_Task prompt_
How many lines in the records below hold the string "Temperatur"? Please answer with the number and nothing more.

(Data entries for graphics)
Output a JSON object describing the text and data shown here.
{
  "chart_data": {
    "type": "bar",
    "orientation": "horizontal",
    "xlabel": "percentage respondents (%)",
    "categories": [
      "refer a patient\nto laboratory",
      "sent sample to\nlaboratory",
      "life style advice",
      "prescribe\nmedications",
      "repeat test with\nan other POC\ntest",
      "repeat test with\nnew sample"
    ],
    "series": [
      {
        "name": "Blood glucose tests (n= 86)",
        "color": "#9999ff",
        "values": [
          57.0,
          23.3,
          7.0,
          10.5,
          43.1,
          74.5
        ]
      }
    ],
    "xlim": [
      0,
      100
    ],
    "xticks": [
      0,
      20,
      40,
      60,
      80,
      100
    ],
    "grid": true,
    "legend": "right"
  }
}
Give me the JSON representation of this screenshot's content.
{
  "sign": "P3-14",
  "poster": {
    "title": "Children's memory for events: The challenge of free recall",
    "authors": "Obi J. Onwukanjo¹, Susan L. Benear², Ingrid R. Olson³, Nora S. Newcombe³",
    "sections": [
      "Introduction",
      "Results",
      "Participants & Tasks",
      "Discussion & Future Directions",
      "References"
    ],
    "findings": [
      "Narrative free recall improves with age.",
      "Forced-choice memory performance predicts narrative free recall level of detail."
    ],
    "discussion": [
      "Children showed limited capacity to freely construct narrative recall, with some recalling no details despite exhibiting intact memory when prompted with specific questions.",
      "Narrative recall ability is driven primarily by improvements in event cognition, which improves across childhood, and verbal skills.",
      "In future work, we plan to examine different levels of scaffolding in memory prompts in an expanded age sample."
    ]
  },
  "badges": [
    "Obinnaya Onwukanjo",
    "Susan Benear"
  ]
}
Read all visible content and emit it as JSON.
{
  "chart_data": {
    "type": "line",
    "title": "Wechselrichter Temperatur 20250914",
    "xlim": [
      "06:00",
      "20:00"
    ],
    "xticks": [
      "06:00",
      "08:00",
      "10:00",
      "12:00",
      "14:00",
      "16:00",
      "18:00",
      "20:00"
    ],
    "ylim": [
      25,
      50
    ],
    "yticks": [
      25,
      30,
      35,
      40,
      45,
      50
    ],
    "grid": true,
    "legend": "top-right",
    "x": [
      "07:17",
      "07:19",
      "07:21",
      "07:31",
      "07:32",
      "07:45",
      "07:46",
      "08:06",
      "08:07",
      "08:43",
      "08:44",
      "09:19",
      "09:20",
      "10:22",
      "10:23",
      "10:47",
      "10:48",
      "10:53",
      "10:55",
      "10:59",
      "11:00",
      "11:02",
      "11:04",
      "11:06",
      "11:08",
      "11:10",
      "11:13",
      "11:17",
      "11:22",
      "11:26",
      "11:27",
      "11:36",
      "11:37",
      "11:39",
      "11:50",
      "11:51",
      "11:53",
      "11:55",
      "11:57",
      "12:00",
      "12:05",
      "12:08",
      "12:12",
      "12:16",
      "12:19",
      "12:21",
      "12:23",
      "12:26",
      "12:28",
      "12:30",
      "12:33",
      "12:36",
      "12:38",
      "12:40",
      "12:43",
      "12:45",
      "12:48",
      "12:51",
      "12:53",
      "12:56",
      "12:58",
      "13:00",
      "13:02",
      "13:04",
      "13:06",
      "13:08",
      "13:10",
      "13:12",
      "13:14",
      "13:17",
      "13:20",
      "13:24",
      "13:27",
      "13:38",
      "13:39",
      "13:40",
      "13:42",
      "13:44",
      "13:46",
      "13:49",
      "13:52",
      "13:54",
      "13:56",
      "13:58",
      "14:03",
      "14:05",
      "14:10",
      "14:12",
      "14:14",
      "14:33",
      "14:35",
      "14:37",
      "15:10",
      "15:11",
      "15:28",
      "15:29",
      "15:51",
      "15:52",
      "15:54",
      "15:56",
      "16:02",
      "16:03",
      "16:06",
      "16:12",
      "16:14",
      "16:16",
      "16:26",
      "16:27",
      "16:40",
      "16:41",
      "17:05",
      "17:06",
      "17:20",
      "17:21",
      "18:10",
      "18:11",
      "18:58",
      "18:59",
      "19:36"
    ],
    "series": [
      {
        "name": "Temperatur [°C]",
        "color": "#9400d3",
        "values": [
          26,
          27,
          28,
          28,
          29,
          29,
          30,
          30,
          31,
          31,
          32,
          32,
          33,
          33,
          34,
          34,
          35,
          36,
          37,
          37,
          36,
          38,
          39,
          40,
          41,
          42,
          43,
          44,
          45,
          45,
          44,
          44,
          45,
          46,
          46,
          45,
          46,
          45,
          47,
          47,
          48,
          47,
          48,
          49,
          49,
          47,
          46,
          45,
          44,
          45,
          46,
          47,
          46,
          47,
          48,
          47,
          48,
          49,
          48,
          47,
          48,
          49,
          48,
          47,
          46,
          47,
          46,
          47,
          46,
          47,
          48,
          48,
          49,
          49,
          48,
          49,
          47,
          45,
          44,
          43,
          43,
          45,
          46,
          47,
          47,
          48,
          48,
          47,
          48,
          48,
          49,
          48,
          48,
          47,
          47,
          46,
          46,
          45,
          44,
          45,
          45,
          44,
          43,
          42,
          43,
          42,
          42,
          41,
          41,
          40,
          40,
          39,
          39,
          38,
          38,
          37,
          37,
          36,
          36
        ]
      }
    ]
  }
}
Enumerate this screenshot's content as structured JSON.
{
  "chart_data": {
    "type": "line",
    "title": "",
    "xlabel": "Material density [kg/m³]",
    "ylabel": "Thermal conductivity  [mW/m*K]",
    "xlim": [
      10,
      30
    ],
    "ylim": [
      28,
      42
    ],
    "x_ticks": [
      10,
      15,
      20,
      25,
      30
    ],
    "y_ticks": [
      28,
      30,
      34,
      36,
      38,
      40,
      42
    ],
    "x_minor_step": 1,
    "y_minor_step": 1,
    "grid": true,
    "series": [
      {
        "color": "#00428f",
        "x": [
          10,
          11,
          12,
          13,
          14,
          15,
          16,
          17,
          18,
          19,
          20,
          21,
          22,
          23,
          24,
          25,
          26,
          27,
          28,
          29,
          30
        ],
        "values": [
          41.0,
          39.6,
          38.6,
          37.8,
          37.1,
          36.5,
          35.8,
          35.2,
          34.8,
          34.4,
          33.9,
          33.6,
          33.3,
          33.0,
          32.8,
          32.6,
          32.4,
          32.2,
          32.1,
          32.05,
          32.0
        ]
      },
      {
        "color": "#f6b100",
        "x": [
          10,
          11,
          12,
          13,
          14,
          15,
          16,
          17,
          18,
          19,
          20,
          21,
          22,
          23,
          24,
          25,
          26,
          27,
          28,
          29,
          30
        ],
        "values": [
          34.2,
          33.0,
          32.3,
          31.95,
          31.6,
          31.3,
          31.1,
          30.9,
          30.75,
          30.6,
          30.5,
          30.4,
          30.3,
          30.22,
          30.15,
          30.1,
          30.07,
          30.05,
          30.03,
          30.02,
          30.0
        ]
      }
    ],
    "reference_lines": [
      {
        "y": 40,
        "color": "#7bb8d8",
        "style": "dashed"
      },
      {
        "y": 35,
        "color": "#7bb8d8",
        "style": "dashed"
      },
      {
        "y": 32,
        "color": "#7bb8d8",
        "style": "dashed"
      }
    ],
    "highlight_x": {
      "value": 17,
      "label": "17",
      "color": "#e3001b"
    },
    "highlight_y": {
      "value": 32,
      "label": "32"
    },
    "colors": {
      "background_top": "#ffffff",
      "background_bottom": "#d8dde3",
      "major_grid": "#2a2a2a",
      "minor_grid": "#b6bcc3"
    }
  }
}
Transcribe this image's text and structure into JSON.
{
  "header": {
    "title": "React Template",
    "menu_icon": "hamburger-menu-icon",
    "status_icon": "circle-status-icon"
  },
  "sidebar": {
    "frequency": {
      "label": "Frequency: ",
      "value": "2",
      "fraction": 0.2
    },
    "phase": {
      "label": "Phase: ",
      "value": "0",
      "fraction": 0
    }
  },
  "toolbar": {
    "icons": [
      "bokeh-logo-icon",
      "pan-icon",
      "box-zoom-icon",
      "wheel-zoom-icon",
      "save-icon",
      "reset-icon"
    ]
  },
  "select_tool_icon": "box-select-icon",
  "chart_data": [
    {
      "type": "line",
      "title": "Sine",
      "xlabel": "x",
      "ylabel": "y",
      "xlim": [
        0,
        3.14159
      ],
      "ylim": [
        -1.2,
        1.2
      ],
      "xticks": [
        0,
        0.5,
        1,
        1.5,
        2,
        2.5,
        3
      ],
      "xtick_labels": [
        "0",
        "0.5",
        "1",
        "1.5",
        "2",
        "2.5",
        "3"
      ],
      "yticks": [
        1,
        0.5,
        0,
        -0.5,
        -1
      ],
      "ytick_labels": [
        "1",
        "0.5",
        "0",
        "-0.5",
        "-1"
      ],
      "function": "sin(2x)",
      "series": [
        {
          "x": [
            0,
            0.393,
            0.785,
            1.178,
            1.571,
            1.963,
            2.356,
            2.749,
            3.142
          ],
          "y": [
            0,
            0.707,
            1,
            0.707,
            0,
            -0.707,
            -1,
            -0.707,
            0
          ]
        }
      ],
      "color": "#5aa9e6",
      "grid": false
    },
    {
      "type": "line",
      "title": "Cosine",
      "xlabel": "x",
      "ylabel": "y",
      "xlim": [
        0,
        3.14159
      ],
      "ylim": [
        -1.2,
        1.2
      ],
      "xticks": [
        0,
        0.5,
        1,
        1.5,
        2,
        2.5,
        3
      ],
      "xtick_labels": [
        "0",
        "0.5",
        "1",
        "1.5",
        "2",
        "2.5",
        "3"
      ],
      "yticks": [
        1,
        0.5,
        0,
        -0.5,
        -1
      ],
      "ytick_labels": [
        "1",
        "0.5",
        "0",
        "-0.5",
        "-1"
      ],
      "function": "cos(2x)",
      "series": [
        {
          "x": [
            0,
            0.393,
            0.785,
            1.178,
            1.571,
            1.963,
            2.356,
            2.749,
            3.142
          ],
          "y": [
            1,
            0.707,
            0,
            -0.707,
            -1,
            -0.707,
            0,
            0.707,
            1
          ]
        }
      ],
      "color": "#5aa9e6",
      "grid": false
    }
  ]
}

_Full output_
2